— Start —

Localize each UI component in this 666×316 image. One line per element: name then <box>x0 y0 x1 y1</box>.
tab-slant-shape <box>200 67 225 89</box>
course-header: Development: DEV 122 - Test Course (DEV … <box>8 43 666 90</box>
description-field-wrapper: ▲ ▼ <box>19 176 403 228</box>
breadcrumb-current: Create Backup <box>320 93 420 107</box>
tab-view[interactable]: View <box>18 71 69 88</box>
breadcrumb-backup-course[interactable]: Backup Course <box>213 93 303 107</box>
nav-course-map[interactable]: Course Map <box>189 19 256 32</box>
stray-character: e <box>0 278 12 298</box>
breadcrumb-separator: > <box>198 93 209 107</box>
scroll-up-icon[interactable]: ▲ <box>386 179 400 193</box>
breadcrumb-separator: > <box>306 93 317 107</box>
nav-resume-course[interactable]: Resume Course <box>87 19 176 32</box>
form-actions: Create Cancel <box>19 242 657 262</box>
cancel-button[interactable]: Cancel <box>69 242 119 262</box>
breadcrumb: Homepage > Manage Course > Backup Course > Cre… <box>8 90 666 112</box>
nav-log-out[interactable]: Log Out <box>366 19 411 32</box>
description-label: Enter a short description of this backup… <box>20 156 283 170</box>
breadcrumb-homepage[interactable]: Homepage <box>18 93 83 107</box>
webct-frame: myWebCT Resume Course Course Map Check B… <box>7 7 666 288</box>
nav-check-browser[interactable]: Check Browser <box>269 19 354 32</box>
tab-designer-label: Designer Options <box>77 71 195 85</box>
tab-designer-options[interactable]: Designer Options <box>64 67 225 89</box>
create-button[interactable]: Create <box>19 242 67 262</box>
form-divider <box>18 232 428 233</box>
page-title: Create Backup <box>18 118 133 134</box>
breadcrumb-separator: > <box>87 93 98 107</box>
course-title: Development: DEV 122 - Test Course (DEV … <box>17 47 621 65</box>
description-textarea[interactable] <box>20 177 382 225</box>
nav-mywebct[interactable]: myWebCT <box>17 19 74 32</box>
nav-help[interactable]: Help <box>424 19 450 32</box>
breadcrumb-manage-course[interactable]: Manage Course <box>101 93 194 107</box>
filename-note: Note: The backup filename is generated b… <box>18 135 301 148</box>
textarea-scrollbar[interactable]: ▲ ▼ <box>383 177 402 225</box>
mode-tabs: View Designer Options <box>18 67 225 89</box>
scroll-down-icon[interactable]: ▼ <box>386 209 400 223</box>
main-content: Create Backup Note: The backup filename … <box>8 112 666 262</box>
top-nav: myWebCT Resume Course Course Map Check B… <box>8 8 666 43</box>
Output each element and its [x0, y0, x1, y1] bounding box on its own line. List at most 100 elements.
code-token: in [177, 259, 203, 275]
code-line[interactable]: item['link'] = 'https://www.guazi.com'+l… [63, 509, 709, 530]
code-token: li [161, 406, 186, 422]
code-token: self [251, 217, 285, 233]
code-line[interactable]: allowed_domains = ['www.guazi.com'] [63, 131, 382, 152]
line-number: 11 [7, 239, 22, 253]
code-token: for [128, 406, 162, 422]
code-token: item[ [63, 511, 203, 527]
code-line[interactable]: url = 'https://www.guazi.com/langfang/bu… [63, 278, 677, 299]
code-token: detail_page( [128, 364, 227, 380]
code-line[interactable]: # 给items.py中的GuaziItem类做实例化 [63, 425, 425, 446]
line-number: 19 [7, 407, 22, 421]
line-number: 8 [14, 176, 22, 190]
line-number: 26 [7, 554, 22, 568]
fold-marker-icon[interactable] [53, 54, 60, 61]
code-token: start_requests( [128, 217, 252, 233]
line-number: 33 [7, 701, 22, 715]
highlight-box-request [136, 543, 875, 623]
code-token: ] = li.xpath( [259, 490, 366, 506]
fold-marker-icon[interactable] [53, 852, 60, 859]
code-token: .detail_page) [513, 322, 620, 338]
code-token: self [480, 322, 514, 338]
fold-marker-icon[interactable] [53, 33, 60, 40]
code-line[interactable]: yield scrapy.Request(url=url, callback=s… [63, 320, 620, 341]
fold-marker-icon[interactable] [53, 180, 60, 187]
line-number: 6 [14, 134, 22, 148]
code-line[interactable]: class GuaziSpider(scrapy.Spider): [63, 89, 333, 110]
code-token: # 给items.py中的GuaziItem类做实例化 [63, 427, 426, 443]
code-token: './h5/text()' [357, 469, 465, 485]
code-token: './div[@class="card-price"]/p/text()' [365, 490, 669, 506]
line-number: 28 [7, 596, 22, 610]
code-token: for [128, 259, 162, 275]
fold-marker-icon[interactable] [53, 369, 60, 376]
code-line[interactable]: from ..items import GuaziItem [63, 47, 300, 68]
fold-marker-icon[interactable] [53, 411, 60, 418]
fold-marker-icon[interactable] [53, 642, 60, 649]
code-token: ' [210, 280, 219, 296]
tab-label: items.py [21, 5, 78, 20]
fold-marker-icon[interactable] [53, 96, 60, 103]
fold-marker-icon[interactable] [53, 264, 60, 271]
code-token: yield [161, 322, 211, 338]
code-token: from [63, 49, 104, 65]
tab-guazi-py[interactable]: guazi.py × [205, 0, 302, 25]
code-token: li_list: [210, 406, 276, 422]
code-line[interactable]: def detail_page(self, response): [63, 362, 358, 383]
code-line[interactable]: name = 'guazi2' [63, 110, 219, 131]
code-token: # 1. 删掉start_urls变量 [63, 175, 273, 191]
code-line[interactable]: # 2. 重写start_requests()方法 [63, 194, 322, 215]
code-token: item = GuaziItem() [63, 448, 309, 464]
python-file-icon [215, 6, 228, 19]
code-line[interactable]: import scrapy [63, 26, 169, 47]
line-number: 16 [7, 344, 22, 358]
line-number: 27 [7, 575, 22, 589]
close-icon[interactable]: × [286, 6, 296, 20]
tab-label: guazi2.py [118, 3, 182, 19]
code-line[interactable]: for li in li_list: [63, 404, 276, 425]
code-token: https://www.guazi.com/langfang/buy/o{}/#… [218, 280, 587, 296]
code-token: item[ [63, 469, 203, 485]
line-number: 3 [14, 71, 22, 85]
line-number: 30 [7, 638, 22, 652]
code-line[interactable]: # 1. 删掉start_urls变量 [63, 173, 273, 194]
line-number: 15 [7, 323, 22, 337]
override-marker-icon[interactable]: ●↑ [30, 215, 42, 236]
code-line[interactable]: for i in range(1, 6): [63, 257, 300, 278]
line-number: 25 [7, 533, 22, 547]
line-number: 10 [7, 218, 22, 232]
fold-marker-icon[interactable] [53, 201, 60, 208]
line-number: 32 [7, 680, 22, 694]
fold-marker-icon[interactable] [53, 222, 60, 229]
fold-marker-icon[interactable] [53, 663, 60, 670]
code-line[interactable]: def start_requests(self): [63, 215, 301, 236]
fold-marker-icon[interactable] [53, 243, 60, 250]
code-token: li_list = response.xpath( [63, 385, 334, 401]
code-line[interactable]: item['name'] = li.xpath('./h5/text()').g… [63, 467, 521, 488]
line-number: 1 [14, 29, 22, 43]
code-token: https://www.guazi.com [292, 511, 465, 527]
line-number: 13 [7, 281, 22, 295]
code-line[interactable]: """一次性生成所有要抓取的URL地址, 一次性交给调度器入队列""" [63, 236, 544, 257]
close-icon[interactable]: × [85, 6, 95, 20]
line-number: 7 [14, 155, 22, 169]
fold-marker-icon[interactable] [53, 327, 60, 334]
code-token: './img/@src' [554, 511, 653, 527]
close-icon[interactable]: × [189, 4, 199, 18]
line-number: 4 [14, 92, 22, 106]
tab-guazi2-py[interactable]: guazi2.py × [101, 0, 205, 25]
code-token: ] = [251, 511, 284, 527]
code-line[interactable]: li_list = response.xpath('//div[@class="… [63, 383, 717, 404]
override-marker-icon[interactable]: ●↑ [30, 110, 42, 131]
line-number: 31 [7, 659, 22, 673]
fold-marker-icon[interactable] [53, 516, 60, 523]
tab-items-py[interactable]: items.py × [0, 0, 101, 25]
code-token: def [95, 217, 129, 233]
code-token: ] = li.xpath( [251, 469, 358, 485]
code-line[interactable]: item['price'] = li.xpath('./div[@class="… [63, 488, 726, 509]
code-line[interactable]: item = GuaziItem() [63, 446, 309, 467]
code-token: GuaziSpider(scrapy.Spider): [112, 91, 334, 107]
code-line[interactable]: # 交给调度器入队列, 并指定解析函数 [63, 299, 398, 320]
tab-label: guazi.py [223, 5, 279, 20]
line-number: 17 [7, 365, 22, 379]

— End —

■ **TASK TO COMPLETE**
Could you express the entries from the first line of the entries through the line containing "nav-log-out[interactable]: Log Out" as a Markdown table with the columns Row and Text, numbering each row and leaving out blank lines?

■ **TASK RESPONSE**
| Row | Text |
|---|---|
| 1 | Localize each UI component in this 666×316 image. One line per element: name then <box>x0 y0 x1 y1</box>. |
| 2 | tab-slant-shape <box>200 67 225 89</box> |
| 3 | course-header: Development: DEV 122 - Test Course (DEV … <box>8 43 666 90</box> |
| 4 | description-field-wrapper: ▲ ▼ <box>19 176 403 228</box> |
| 5 | breadcrumb-current: Create Backup <box>320 93 420 107</box> |
| 6 | tab-view[interactable]: View <box>18 71 69 88</box> |
| 7 | breadcrumb-backup-course[interactable]: Backup Course <box>213 93 303 107</box> |
| 8 | nav-course-map[interactable]: Course Map <box>189 19 256 32</box> |
| 9 | stray-character: e <box>0 278 12 298</box> |
| 10 | breadcrumb-separator: > <box>198 93 209 107</box> |
| 11 | scroll-up-icon[interactable]: ▲ <box>386 179 400 193</box> |
| 12 | breadcrumb-separator: > <box>306 93 317 107</box> |
| 13 | nav-resume-course[interactable]: Resume Course <box>87 19 176 32</box> |
| 14 | form-actions: Create Cancel <box>19 242 657 262</box> |
| 15 | cancel-button[interactable]: Cancel <box>69 242 119 262</box> |
| 16 | breadcrumb: Homepage > Manage Course > Backup Course > Cre… <box>8 90 666 112</box> |
| 17 | nav-log-out[interactable]: Log Out <box>366 19 411 32</box> |